DATASET CONTENT
---
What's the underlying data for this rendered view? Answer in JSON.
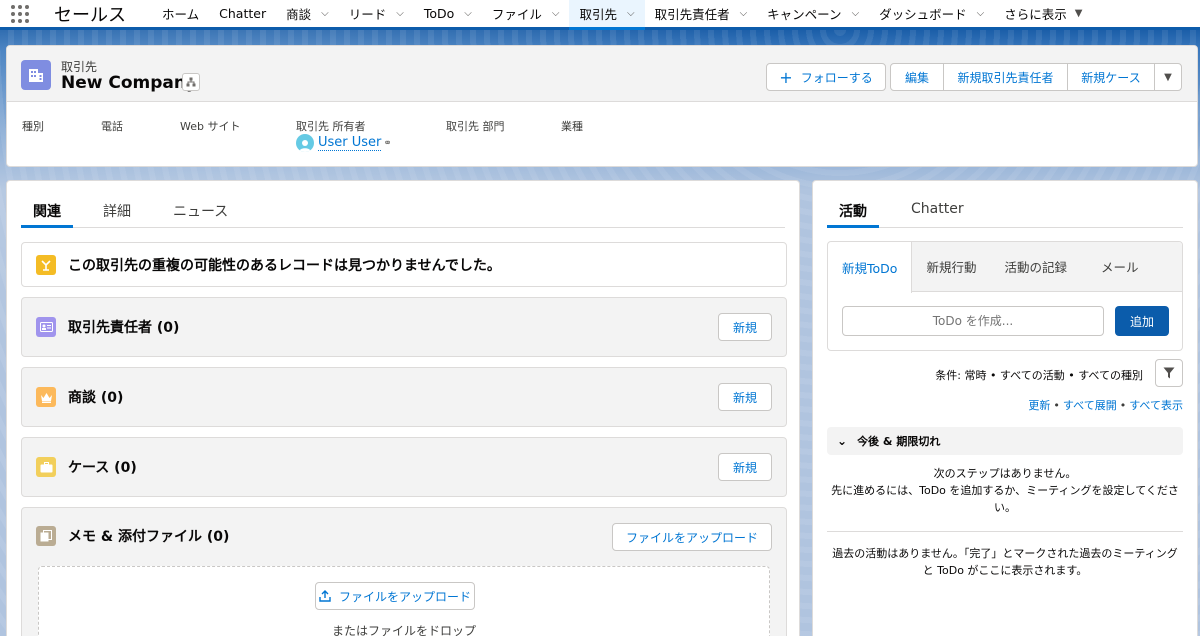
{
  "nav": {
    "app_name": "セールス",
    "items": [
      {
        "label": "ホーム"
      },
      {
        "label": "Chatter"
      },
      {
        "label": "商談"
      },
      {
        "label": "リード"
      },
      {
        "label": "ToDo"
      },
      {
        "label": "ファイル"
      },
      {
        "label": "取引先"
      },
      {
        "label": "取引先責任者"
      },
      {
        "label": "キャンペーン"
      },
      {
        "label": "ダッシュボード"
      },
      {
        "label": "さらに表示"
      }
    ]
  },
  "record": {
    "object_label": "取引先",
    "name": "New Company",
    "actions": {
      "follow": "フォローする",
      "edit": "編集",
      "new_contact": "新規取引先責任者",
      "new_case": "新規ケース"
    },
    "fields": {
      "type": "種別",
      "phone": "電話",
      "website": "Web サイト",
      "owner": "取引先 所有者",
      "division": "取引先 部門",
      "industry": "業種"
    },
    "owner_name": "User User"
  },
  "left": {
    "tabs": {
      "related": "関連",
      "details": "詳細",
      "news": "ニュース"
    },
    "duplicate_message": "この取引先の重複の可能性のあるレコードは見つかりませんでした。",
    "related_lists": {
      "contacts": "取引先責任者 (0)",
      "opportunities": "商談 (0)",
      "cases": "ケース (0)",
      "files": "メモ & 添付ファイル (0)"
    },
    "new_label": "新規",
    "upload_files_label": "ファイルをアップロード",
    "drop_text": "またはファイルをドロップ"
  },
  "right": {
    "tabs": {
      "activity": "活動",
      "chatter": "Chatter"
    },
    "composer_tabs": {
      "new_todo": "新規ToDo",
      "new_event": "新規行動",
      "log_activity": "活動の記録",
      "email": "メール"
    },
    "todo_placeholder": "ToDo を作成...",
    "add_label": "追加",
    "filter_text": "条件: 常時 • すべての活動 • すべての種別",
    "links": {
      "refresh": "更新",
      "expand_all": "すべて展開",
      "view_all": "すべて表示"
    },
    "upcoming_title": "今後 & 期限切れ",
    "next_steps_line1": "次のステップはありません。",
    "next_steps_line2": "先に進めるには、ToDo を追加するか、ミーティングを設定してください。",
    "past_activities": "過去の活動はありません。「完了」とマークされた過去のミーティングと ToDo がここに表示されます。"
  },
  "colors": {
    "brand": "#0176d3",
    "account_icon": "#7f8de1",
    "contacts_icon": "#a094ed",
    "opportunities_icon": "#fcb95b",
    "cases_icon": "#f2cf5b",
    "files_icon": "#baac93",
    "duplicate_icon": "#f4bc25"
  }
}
---
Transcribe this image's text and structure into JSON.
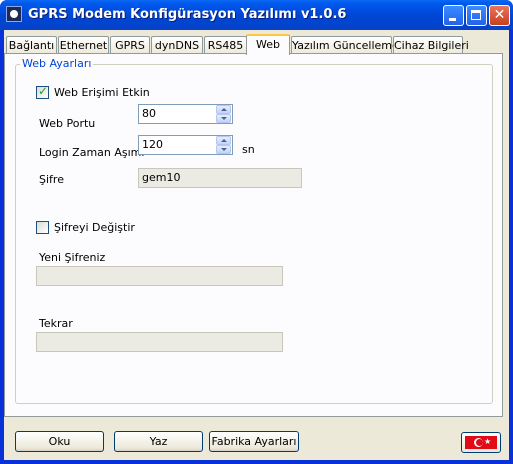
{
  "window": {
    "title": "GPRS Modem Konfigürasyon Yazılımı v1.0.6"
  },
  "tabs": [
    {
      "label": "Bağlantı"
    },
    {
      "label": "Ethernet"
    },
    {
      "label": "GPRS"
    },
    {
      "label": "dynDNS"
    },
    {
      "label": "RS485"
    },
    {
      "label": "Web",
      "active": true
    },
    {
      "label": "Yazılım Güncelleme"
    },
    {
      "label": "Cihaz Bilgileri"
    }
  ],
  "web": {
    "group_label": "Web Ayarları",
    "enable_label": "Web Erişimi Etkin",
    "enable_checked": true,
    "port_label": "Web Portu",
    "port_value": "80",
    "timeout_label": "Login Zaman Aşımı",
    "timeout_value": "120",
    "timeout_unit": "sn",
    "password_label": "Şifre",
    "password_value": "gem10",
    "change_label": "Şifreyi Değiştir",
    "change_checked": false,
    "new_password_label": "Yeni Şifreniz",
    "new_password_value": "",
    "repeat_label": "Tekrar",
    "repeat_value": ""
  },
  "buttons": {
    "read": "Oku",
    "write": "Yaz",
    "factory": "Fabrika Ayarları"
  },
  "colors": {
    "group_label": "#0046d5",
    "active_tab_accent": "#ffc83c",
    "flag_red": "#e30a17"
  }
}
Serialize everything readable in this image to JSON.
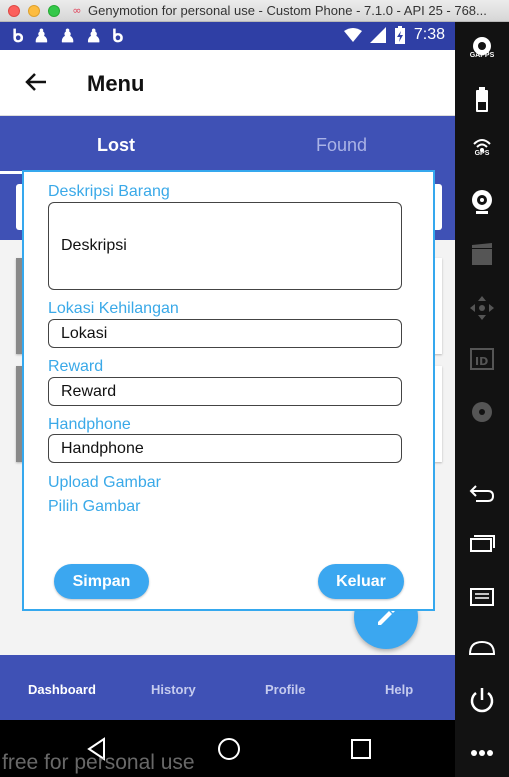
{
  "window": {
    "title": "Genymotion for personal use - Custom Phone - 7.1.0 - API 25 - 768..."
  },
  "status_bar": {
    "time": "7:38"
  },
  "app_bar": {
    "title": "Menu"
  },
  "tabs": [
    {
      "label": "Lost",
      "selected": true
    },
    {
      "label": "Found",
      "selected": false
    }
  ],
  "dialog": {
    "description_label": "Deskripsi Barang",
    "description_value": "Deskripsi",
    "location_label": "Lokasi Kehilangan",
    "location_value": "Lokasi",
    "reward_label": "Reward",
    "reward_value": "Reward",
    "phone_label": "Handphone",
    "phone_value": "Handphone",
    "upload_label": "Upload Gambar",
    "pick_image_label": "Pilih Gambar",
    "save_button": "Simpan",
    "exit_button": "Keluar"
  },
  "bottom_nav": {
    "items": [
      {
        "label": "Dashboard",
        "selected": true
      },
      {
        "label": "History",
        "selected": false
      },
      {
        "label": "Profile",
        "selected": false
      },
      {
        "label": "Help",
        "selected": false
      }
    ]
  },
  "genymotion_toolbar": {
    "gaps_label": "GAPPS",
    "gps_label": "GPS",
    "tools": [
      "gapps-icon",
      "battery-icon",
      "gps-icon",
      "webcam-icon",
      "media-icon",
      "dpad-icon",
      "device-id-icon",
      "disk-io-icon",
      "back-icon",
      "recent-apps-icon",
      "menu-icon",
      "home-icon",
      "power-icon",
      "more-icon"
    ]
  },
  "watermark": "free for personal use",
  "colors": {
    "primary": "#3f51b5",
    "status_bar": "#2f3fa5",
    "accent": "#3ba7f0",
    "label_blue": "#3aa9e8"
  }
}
---
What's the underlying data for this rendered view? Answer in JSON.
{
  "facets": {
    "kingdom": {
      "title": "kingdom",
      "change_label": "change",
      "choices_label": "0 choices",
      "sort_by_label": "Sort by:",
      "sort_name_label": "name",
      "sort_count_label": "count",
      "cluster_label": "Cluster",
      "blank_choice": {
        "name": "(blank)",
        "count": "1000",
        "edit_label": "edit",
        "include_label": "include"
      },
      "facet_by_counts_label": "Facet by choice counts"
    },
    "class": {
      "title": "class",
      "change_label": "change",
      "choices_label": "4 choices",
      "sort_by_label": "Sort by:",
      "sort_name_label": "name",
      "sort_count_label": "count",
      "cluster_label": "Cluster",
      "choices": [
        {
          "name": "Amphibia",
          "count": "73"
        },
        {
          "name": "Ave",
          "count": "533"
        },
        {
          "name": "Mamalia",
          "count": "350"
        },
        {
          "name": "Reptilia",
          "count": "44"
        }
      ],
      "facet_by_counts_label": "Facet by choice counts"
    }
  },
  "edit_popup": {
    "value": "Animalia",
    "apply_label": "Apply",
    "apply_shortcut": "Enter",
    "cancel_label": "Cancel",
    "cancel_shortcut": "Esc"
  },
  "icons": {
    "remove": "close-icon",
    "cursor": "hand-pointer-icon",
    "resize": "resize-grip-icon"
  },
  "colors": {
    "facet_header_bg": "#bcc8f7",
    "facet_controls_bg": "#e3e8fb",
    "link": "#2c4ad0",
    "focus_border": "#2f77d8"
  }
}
---
BRIEF
In the records above, locate the lines holding the word "JSON". Copy each of them.

RIGHT ANSWER
What's the underlying data for this rendered view? Answer in JSON.
Transcribe this image's text and structure into JSON.
Serialize everything readable in this image to JSON.
What's the underlying data for this rendered view? Answer in JSON.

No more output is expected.